> [WHAT IS REQUIRED]: For the records below, say how many lines contain the string "title". Give the number only.

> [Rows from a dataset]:
-*-*-

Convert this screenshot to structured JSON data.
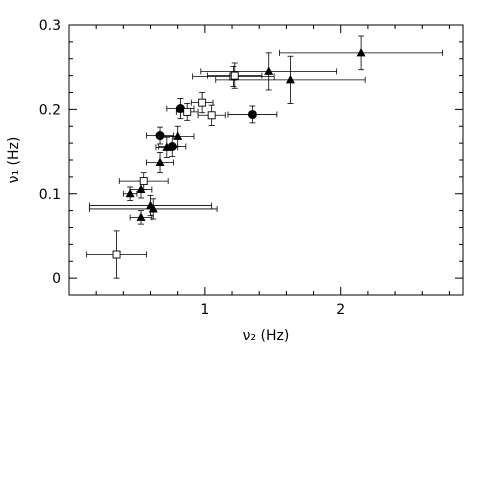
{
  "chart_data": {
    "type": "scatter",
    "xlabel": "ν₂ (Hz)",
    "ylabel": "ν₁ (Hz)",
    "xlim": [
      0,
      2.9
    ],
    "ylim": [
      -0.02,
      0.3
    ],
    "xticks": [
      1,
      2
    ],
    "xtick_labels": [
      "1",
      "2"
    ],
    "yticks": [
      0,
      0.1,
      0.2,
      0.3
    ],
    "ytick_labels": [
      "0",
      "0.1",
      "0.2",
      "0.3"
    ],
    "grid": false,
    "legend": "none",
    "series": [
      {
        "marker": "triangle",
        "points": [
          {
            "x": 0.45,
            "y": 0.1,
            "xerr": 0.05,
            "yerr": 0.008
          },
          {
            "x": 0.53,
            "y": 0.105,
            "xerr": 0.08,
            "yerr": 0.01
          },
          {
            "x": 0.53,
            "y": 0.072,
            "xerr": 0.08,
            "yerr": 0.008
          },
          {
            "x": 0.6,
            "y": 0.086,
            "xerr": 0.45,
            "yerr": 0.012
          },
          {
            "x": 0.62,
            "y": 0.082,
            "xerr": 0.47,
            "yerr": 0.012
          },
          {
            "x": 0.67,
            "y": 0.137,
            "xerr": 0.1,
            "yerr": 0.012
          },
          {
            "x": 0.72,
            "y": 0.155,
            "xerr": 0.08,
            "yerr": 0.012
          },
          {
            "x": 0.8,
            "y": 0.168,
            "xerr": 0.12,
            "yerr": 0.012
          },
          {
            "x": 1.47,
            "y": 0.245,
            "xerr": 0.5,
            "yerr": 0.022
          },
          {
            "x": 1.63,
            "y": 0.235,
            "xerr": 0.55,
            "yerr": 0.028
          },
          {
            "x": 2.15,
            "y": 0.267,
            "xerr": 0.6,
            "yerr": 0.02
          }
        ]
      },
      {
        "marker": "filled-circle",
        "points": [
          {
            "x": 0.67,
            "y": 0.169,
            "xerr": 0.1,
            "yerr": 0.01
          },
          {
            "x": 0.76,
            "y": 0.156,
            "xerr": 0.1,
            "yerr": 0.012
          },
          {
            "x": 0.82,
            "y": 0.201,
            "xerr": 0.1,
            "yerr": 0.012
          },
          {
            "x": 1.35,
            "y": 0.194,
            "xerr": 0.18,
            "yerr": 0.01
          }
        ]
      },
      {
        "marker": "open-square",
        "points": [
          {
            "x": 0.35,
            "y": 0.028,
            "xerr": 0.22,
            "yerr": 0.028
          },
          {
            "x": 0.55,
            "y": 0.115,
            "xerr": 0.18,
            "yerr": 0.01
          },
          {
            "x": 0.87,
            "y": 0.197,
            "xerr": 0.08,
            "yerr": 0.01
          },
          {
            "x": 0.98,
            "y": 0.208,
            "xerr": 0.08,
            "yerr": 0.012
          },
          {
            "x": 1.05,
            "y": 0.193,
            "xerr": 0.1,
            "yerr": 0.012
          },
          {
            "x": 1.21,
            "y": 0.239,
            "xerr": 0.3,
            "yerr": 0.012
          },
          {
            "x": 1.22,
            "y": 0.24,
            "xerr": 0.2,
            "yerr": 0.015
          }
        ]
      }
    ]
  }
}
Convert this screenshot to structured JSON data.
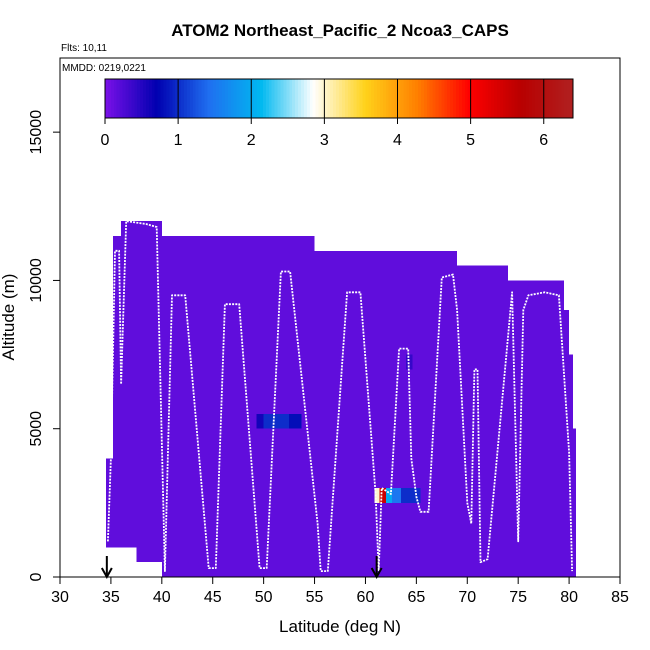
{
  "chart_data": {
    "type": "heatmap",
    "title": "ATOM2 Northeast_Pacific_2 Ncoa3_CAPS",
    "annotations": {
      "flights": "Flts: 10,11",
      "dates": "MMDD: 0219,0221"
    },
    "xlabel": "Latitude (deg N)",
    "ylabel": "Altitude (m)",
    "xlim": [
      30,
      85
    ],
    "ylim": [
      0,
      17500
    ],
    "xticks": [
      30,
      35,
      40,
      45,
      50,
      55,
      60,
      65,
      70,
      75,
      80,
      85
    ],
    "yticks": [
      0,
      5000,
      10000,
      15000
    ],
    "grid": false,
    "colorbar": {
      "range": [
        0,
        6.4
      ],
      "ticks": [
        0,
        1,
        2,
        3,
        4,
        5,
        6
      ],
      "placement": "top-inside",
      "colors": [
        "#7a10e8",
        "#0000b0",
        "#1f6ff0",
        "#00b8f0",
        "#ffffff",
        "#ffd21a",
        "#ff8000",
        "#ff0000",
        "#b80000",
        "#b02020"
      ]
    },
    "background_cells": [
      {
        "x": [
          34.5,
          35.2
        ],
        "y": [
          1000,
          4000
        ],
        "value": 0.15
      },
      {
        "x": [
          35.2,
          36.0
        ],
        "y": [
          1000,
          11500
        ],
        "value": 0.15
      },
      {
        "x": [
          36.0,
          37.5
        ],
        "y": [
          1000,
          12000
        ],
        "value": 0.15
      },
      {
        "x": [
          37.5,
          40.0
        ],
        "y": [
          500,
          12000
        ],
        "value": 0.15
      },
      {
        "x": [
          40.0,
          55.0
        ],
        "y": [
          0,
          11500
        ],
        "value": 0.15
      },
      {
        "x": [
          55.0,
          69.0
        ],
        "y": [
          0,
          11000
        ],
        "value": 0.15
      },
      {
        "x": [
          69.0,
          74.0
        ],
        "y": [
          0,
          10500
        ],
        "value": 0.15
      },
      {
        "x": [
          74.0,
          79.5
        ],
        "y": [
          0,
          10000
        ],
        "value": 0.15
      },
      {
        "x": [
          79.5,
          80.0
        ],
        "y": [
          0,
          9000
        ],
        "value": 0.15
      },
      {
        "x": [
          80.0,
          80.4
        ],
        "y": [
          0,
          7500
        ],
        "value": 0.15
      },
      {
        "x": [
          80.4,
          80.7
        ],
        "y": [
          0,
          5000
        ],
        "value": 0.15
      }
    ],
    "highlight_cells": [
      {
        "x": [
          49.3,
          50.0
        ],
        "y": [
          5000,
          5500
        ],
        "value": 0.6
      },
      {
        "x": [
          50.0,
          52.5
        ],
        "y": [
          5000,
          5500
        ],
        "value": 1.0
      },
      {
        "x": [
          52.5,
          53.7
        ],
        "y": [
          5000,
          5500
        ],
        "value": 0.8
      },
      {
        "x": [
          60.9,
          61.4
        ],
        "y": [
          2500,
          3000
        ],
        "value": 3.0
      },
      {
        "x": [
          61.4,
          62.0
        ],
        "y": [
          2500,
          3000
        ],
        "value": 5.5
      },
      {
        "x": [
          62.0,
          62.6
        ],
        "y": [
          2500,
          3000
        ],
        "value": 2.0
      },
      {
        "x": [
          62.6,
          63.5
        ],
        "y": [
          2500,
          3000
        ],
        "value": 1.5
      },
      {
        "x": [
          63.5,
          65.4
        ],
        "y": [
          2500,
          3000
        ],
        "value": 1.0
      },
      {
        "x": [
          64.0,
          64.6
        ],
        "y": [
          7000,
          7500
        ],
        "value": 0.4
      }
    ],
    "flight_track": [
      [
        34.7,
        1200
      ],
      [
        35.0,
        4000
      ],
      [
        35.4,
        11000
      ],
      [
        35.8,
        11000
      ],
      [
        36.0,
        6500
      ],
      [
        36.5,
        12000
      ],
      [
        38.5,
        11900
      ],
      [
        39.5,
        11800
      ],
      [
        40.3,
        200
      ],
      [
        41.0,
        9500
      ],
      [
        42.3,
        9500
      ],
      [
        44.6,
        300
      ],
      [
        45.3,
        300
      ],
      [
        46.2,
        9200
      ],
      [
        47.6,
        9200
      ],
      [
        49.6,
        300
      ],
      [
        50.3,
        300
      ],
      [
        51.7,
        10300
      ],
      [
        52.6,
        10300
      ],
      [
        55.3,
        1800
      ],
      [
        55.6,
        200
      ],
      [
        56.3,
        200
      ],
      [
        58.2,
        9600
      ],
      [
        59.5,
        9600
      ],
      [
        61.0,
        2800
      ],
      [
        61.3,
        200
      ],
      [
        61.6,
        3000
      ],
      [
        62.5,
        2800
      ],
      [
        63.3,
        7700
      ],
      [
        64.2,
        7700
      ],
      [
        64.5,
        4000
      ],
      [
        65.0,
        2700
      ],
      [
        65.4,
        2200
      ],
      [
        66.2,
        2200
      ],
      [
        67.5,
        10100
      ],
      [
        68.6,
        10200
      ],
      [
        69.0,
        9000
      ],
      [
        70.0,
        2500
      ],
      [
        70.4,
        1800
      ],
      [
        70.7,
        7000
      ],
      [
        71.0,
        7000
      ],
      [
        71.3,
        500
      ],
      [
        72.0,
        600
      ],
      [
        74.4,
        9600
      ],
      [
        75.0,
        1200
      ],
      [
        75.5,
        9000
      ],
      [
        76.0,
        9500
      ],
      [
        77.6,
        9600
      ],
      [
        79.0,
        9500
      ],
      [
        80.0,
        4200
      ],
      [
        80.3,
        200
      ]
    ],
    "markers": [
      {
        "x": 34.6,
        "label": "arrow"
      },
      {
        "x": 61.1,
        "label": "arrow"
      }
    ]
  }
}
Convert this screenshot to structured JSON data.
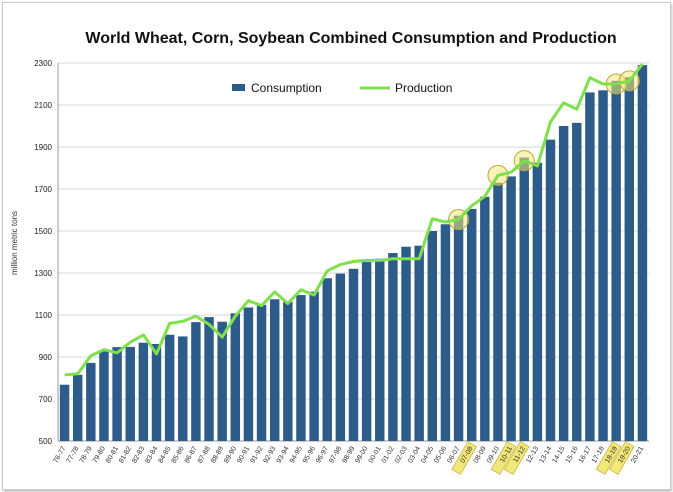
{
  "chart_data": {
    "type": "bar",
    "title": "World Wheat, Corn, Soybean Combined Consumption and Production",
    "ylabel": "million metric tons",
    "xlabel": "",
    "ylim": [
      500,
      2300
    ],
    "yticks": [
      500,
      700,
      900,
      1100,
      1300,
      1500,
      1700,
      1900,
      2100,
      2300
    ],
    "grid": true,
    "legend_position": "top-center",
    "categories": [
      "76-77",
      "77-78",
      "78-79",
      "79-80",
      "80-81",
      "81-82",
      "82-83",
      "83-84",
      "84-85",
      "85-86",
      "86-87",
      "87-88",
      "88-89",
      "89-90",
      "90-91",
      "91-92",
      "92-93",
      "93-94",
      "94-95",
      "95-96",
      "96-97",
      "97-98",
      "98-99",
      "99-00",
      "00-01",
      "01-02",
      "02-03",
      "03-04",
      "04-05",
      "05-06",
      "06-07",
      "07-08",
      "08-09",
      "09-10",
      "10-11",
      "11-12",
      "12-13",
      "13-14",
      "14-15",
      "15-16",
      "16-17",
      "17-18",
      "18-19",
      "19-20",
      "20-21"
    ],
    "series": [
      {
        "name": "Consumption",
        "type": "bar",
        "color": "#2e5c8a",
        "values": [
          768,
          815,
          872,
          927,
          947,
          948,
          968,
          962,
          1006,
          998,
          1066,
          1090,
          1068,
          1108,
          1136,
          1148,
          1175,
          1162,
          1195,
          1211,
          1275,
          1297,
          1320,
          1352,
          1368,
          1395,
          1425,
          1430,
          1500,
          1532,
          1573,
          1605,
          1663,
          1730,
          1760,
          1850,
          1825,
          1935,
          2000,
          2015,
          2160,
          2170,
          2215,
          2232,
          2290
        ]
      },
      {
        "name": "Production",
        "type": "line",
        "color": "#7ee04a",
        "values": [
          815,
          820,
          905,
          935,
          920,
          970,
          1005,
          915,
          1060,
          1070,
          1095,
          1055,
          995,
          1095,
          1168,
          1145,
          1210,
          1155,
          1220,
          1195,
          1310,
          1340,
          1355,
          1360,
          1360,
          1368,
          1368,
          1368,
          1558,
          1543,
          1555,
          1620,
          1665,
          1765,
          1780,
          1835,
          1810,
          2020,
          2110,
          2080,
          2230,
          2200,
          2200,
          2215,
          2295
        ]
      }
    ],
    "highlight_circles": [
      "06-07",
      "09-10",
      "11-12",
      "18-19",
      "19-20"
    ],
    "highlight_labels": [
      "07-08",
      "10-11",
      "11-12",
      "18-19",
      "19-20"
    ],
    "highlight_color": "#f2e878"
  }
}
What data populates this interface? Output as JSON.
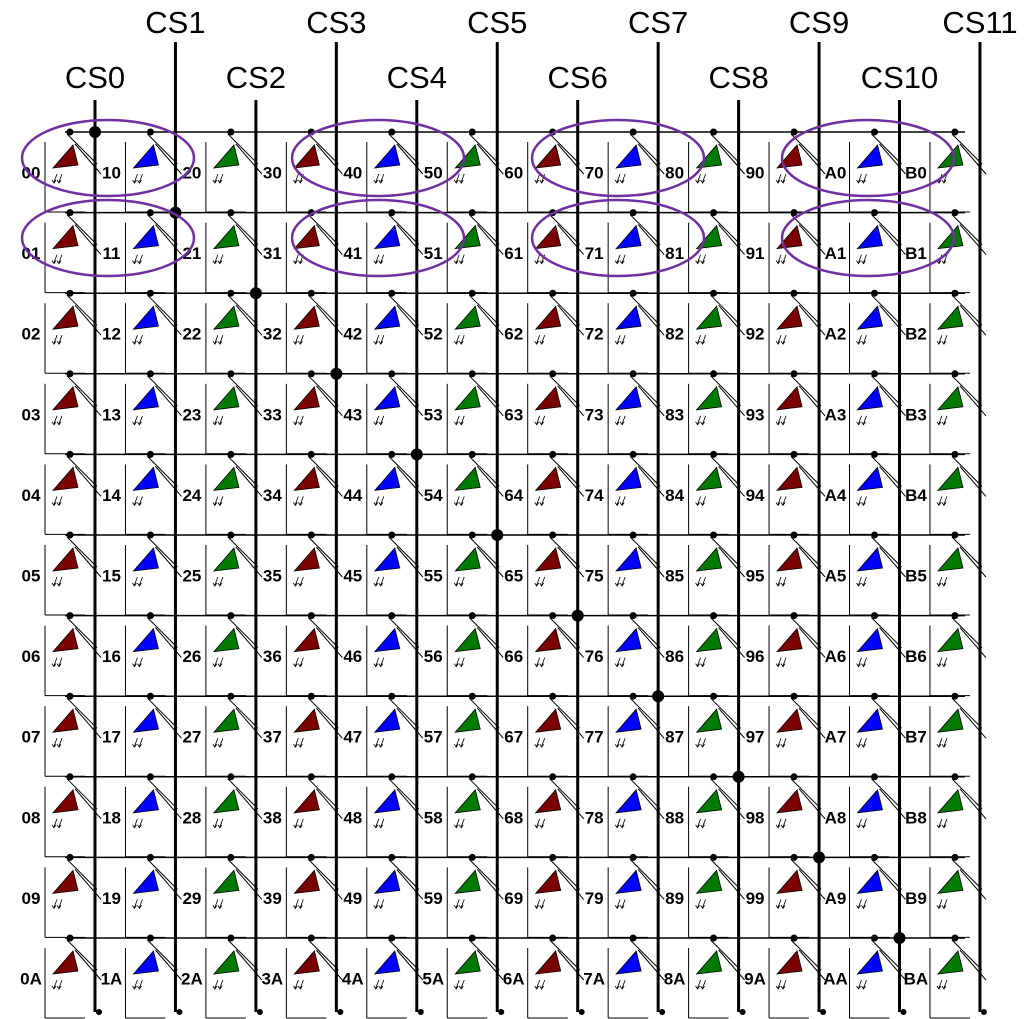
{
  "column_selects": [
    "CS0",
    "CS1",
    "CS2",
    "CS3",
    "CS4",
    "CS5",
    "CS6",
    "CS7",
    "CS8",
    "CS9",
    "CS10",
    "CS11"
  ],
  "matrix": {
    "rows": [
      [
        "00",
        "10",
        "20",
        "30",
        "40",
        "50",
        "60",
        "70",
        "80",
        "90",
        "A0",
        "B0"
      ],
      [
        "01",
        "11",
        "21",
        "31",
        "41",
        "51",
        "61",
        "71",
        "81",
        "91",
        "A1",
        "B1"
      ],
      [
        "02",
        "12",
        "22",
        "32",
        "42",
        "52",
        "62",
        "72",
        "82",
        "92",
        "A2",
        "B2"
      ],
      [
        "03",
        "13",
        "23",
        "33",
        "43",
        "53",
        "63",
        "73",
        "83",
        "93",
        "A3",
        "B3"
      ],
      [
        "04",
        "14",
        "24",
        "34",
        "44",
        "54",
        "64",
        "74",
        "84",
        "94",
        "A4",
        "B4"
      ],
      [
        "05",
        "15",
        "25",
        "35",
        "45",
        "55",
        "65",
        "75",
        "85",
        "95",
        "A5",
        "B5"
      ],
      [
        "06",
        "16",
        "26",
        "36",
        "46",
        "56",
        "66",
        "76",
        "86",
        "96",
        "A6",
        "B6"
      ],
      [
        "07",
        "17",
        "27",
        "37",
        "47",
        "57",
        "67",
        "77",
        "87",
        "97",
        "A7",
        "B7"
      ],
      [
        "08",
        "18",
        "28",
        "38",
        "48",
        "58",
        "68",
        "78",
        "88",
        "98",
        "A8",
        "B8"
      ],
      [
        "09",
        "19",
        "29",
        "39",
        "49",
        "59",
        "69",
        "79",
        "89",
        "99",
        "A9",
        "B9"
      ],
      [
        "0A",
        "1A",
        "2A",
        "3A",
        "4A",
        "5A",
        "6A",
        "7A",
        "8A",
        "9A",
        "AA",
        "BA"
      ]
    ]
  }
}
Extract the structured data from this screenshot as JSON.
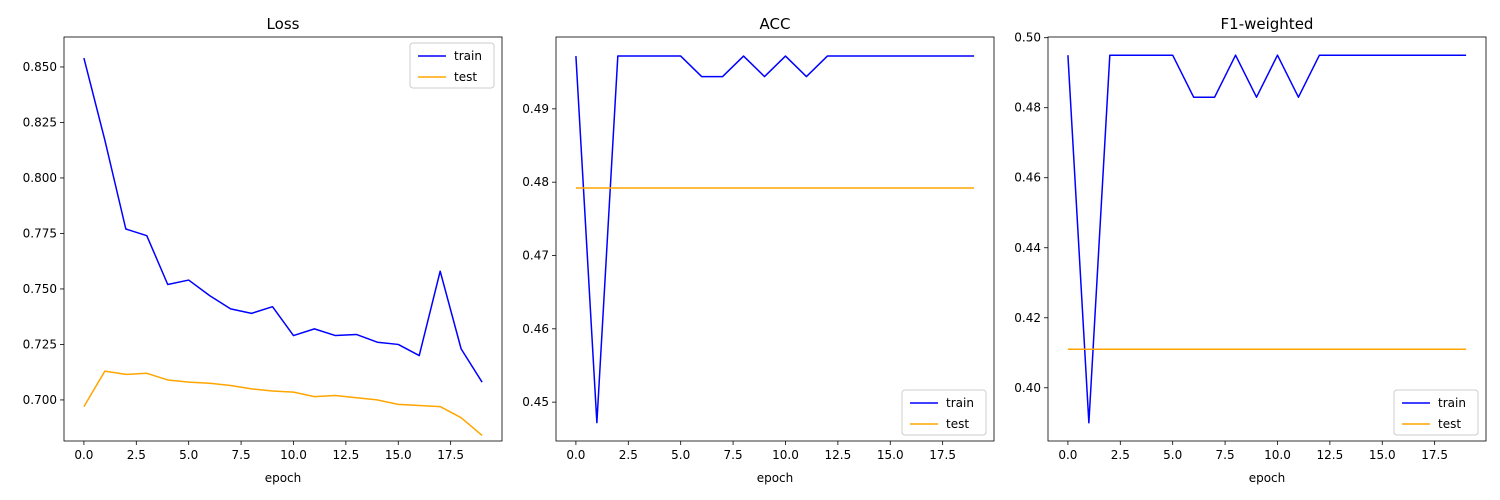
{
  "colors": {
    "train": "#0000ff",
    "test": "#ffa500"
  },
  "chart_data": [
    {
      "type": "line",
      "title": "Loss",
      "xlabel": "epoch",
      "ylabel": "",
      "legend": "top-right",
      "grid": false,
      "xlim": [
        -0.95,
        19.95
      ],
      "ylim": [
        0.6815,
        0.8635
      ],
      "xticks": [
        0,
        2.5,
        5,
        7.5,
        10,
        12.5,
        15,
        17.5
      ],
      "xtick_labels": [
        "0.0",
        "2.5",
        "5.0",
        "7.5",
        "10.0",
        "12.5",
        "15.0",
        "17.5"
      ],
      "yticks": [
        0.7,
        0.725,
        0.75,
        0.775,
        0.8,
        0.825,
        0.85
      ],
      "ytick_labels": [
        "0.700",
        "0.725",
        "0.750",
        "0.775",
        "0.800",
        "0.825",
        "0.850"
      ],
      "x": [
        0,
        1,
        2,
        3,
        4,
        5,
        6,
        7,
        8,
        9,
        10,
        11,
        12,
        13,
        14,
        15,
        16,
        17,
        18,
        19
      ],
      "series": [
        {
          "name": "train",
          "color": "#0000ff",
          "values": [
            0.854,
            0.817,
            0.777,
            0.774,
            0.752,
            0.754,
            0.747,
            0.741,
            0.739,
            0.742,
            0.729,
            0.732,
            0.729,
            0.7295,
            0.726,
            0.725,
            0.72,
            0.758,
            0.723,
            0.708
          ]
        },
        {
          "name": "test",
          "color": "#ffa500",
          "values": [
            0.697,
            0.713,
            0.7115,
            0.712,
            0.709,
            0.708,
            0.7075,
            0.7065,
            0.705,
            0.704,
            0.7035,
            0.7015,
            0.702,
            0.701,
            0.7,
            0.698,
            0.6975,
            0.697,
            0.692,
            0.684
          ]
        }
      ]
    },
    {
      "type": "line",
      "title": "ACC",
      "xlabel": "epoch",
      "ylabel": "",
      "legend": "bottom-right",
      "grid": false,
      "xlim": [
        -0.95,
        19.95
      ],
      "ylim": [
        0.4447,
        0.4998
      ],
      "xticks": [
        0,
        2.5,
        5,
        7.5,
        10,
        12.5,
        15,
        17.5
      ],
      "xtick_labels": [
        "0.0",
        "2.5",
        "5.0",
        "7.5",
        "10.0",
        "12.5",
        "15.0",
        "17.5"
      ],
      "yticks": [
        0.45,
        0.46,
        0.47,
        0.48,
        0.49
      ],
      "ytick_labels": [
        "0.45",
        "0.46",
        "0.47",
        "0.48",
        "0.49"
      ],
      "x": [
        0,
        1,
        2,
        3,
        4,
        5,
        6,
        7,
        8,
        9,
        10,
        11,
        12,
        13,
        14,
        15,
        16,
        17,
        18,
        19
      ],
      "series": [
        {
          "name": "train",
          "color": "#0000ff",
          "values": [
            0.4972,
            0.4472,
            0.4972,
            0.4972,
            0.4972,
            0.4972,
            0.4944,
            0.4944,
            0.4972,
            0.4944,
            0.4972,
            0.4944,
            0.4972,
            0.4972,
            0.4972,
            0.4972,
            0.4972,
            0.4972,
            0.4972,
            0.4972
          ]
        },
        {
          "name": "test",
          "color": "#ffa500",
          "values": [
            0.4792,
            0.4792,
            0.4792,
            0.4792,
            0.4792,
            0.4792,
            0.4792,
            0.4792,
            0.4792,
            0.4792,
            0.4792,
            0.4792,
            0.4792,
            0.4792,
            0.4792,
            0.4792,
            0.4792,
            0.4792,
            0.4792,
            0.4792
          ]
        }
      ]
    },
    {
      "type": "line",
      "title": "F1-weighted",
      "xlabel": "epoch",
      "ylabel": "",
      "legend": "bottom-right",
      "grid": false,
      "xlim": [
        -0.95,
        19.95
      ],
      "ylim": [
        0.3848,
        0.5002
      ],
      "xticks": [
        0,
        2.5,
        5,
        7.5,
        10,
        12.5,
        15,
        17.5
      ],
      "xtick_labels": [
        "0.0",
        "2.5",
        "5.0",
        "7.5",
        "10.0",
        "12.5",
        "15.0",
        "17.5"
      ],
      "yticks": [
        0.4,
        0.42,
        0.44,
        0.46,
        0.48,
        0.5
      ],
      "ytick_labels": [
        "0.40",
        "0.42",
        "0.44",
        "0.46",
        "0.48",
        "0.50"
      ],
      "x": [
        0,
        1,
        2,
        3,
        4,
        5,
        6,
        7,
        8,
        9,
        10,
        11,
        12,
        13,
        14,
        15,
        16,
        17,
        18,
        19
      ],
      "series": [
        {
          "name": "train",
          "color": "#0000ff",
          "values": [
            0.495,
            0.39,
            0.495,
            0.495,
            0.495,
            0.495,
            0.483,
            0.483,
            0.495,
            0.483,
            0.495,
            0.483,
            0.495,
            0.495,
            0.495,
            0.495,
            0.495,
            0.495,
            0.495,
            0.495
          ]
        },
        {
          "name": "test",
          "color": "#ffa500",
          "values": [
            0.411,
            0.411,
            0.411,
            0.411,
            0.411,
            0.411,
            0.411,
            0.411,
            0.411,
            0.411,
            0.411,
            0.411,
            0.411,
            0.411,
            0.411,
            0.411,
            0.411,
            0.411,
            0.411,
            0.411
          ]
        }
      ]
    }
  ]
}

-*-*-

> [OUTPUT BELOW]: 5